**DATA FOR PROCESSING**
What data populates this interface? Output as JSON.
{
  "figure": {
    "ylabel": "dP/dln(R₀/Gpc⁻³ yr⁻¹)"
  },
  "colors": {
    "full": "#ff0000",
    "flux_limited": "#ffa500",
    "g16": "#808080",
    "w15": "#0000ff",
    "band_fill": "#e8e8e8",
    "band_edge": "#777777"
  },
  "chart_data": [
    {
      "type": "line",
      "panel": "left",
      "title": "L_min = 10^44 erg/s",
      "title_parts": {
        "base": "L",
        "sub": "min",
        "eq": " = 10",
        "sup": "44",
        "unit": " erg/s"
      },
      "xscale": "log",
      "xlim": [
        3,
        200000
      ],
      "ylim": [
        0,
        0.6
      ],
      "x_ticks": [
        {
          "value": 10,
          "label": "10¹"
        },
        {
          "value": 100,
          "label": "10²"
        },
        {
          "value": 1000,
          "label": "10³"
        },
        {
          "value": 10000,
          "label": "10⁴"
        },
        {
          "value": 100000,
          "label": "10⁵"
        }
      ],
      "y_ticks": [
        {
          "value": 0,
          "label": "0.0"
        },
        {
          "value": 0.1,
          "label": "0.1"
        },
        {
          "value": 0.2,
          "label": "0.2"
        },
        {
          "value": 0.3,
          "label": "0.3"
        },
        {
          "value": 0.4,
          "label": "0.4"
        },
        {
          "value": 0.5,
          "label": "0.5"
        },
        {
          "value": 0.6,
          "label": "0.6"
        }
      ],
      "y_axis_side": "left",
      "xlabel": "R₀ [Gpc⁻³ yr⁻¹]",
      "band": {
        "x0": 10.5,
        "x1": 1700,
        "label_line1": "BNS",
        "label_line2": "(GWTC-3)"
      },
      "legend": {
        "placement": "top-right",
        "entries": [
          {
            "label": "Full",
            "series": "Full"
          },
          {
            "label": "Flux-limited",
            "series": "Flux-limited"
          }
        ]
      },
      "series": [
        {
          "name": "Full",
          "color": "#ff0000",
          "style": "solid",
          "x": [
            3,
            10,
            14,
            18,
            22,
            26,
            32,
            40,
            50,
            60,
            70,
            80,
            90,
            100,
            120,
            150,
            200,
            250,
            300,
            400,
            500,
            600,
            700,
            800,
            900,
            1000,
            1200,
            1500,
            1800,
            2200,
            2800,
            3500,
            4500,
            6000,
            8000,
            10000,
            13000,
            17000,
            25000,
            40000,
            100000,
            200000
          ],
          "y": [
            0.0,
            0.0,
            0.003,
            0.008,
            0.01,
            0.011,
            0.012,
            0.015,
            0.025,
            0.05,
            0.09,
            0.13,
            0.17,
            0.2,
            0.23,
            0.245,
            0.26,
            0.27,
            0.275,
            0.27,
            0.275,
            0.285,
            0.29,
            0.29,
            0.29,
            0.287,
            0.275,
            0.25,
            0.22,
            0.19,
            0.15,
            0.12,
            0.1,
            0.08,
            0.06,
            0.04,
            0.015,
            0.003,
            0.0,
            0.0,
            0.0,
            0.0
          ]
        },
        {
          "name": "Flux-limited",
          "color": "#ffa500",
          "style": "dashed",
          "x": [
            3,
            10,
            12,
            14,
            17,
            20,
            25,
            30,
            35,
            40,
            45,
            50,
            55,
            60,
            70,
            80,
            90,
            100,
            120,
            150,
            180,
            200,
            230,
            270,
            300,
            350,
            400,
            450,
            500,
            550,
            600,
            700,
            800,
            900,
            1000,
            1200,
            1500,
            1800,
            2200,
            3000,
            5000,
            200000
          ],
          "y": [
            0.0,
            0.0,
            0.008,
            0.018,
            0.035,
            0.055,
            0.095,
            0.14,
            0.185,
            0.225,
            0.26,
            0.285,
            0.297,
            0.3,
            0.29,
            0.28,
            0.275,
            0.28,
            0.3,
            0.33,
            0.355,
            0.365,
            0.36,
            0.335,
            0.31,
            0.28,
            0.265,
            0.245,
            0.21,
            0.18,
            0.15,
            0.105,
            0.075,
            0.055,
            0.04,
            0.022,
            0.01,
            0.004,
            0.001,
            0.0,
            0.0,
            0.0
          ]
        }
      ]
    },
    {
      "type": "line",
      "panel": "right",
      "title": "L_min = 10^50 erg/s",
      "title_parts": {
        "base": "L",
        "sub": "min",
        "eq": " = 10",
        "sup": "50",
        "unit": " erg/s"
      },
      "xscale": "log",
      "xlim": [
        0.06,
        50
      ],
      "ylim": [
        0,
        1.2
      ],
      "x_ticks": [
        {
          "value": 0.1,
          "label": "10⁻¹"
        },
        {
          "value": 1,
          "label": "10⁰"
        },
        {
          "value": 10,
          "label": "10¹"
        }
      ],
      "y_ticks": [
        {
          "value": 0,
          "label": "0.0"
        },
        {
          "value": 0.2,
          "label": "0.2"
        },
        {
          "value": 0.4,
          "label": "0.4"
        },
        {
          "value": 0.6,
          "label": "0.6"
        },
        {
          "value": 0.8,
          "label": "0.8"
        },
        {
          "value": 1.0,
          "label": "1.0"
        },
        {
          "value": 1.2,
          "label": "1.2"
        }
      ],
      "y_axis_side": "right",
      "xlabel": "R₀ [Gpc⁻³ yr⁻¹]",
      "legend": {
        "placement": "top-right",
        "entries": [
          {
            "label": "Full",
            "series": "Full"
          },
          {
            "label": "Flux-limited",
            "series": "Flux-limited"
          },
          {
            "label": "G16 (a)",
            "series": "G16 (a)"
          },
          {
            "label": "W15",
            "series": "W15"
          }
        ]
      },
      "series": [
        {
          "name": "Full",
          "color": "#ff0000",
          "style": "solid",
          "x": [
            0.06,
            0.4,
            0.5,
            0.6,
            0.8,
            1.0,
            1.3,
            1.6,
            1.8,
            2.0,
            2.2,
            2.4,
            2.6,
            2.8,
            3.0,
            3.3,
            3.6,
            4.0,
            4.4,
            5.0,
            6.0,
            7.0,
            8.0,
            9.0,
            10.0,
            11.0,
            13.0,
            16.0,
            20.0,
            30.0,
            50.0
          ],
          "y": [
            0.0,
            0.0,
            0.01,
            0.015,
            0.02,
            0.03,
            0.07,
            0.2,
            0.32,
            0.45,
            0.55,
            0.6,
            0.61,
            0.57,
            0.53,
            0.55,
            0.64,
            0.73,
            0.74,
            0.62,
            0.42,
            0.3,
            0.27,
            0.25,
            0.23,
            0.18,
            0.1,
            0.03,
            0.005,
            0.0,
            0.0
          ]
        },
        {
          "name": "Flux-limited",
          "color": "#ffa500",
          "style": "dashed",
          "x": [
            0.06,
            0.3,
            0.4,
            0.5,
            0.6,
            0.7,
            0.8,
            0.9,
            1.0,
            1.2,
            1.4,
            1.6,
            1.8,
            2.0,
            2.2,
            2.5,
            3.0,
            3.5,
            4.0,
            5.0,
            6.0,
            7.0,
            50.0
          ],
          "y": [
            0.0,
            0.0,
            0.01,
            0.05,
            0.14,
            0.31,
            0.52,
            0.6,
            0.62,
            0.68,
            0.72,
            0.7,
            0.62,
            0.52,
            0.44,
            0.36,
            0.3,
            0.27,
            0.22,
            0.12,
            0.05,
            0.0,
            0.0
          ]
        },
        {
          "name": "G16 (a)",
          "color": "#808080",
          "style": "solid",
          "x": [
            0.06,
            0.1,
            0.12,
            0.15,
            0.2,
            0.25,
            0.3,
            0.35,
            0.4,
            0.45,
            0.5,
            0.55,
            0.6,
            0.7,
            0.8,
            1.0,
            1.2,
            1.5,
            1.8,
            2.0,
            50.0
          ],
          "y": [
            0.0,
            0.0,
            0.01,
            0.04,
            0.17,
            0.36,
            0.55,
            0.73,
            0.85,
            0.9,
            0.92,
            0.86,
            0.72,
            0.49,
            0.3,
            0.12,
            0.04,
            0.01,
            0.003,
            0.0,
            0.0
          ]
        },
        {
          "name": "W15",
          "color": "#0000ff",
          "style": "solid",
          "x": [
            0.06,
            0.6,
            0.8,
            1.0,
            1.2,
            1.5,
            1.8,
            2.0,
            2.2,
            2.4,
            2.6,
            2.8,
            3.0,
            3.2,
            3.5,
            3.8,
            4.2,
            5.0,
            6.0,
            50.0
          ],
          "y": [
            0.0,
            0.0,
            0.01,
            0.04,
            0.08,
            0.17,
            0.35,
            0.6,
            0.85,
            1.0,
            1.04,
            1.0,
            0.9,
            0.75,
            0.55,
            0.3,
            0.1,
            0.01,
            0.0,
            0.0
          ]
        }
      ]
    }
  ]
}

**GIVEN PROBLEM**
Select and copy every line of the listing with the word "right".

**EXERCISE RESULT**
        "placement": "top-right",
      "panel": "right",
      "y_axis_side": "right",
        "placement": "top-right",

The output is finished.